TASK REQUIREMENTS: Return the listing below verbatim. Pictures do not belong in the copy.

DATASET RECORDS:
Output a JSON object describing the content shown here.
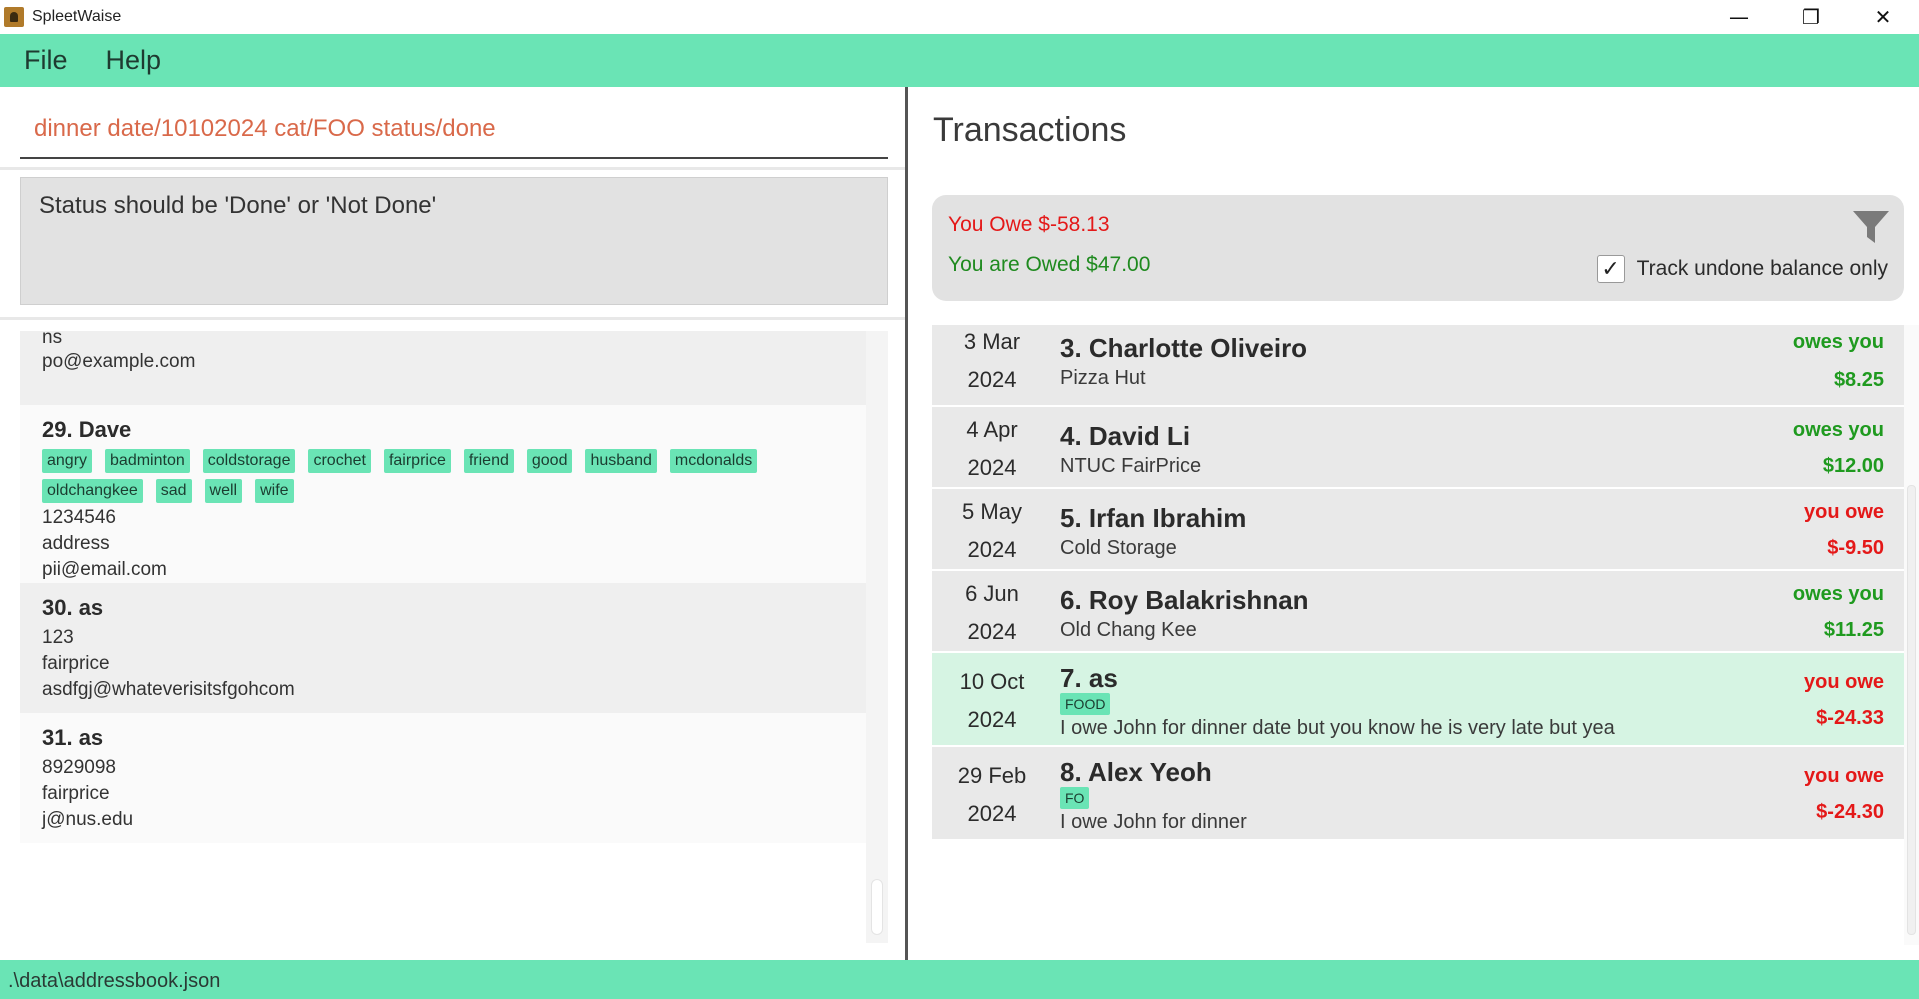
{
  "window": {
    "title": "SpleetWaise",
    "minimize_icon": "—",
    "maximize_icon": "❐",
    "close_icon": "✕"
  },
  "menu": {
    "file": "File",
    "help": "Help"
  },
  "command": {
    "value": "dinner date/10102024 cat/FOO status/done",
    "text_color": "#d9694a"
  },
  "result": {
    "message": "Status should be 'Done' or 'Not Done'"
  },
  "persons": {
    "partial": {
      "line1": "ns",
      "email": "po@example.com"
    },
    "items": [
      {
        "name": "29. Dave",
        "tags": [
          "angry",
          "badminton",
          "coldstorage",
          "crochet",
          "fairprice",
          "friend",
          "good",
          "husband",
          "mcdonalds",
          "oldchangkee",
          "sad",
          "well",
          "wife"
        ],
        "phone": "1234546",
        "address": "address",
        "email": "pii@email.com"
      },
      {
        "name": "30. as",
        "phone": "123",
        "address": "fairprice",
        "email": "asdfgj@whateverisitsfgohcom"
      },
      {
        "name": "31. as",
        "phone": "8929098",
        "address": "fairprice",
        "email": "j@nus.edu"
      }
    ]
  },
  "transactions": {
    "heading": "Transactions",
    "you_owe": "You Owe $-58.13",
    "you_are_owed": "You are Owed $47.00",
    "filter_icon": "filter-icon",
    "track_label": "Track undone balance only",
    "track_checked": "✓",
    "items": [
      {
        "date_day": "3 Mar",
        "date_year": "2024",
        "name": "3. Charlotte Oliveiro",
        "desc": "Pizza Hut",
        "kind": "owes you",
        "amount": "$8.25"
      },
      {
        "date_day": "4 Apr",
        "date_year": "2024",
        "name": "4. David Li",
        "desc": "NTUC FairPrice",
        "kind": "owes you",
        "amount": "$12.00"
      },
      {
        "date_day": "5 May",
        "date_year": "2024",
        "name": "5. Irfan Ibrahim",
        "desc": "Cold Storage",
        "kind": "you owe",
        "amount": "$-9.50"
      },
      {
        "date_day": "6 Jun",
        "date_year": "2024",
        "name": "6. Roy Balakrishnan",
        "desc": "Old Chang Kee",
        "kind": "owes you",
        "amount": "$11.25"
      },
      {
        "date_day": "10 Oct",
        "date_year": "2024",
        "name": "7. as",
        "tag": "FOOD",
        "desc": "I owe John for dinner date but you know he is very late but yea",
        "kind": "you owe",
        "amount": "$-24.33"
      },
      {
        "date_day": "29 Feb",
        "date_year": "2024",
        "name": "8. Alex Yeoh",
        "tag": "FO",
        "desc": "I owe John for dinner",
        "kind": "you owe",
        "amount": "$-24.30"
      }
    ]
  },
  "status_bar": {
    "path": ".\\data\\addressbook.json"
  },
  "colors": {
    "accent": "#6ae4b5",
    "negative": "#e41818",
    "positive": "#1f8a1f",
    "selected_row": "#d6f4e3"
  }
}
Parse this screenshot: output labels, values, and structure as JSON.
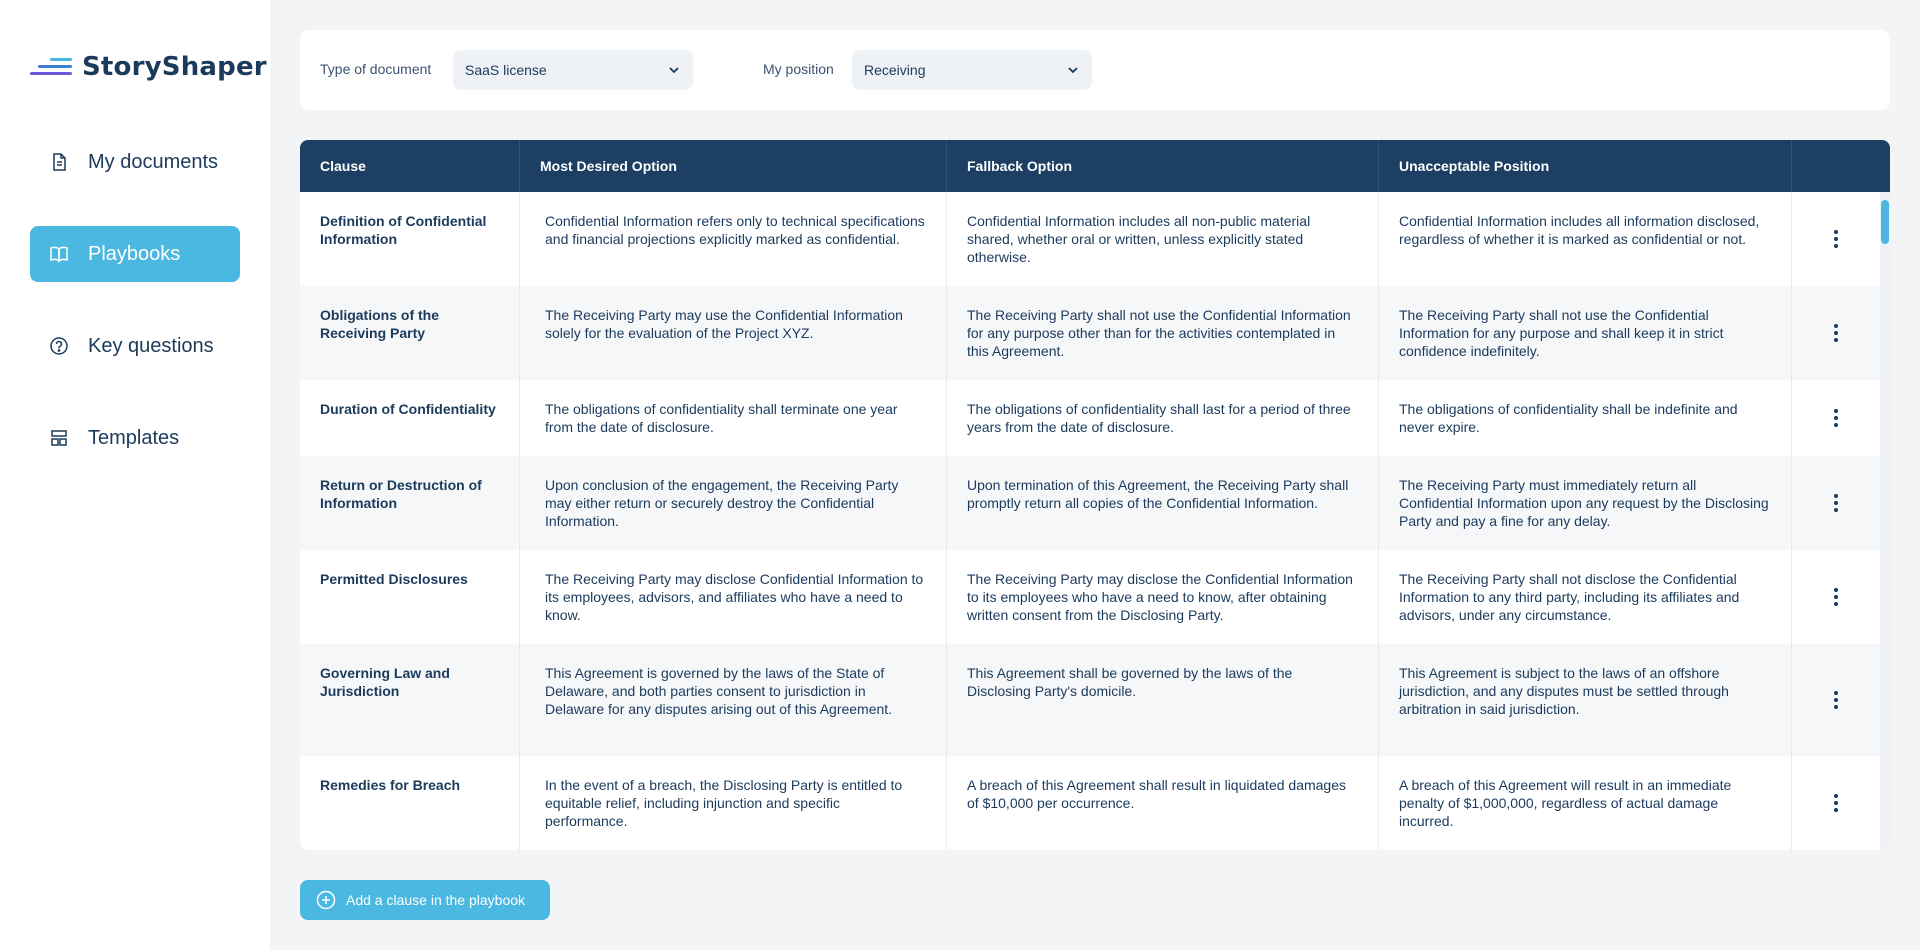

ANSWER TO THE TASK:
Output a JSON object describing the content shown here.
{
  "window": {
    "title": "SpleetWaise",
    "minimize_icon": "—",
    "maximize_icon": "❐",
    "close_icon": "✕"
  },
  "menu": {
    "file": "File",
    "help": "Help"
  },
  "command": {
    "value": "dinner date/10102024 cat/FOO status/done",
    "text_color": "#d9694a"
  },
  "result": {
    "message": "Status should be 'Done' or 'Not Done'"
  },
  "persons": {
    "partial": {
      "line1": "ns",
      "email": "po@example.com"
    },
    "items": [
      {
        "name": "29. Dave",
        "tags": [
          "angry",
          "badminton",
          "coldstorage",
          "crochet",
          "fairprice",
          "friend",
          "good",
          "husband",
          "mcdonalds",
          "oldchangkee",
          "sad",
          "well",
          "wife"
        ],
        "phone": "1234546",
        "address": "address",
        "email": "pii@email.com"
      },
      {
        "name": "30. as",
        "phone": "123",
        "address": "fairprice",
        "email": "asdfgj@whateverisitsfgohcom"
      },
      {
        "name": "31. as",
        "phone": "8929098",
        "address": "fairprice",
        "email": "j@nus.edu"
      }
    ]
  },
  "transactions": {
    "heading": "Transactions",
    "you_owe": "You Owe $-58.13",
    "you_are_owed": "You are Owed $47.00",
    "filter_icon": "filter-icon",
    "track_label": "Track undone balance only",
    "track_checked": "✓",
    "items": [
      {
        "date_day": "3 Mar",
        "date_year": "2024",
        "name": "3. Charlotte Oliveiro",
        "desc": "Pizza Hut",
        "kind": "owes you",
        "amount": "$8.25"
      },
      {
        "date_day": "4 Apr",
        "date_year": "2024",
        "name": "4. David Li",
        "desc": "NTUC FairPrice",
        "kind": "owes you",
        "amount": "$12.00"
      },
      {
        "date_day": "5 May",
        "date_year": "2024",
        "name": "5. Irfan Ibrahim",
        "desc": "Cold Storage",
        "kind": "you owe",
        "amount": "$-9.50"
      },
      {
        "date_day": "6 Jun",
        "date_year": "2024",
        "name": "6. Roy Balakrishnan",
        "desc": "Old Chang Kee",
        "kind": "owes you",
        "amount": "$11.25"
      },
      {
        "date_day": "10 Oct",
        "date_year": "2024",
        "name": "7. as",
        "tag": "FOOD",
        "desc": "I owe John for dinner date but you know he is very late but yea",
        "kind": "you owe",
        "amount": "$-24.33"
      },
      {
        "date_day": "29 Feb",
        "date_year": "2024",
        "name": "8. Alex Yeoh",
        "tag": "FO",
        "desc": "I owe John for dinner",
        "kind": "you owe",
        "amount": "$-24.30"
      }
    ]
  },
  "status_bar": {
    "path": ".\\data\\addressbook.json"
  },
  "colors": {
    "accent": "#6ae4b5",
    "negative": "#e41818",
    "positive": "#1f8a1f",
    "selected_row": "#d6f4e3"
  }
}
Parse this screenshot: output labels, values, and structure as JSON.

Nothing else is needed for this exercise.